Task description → Copy every line that holds "Сочи".

## Begin Data shown

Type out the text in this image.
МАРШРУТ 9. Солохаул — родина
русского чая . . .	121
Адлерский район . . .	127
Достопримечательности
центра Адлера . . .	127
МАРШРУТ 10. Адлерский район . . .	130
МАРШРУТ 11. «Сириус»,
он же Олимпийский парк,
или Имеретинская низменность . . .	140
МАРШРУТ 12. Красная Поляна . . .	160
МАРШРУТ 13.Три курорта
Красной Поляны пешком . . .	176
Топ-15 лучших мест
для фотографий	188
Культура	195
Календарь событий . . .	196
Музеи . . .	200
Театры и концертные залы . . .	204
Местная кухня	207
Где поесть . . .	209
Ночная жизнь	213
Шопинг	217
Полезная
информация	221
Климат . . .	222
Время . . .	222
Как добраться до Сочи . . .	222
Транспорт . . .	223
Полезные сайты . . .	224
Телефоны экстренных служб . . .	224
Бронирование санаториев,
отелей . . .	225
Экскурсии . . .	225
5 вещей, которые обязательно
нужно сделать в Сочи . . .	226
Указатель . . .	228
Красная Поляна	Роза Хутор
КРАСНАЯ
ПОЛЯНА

## End Data shown

Task solution →
Как добраться до Сочи . . .	222
нужно сделать в Сочи . . .	226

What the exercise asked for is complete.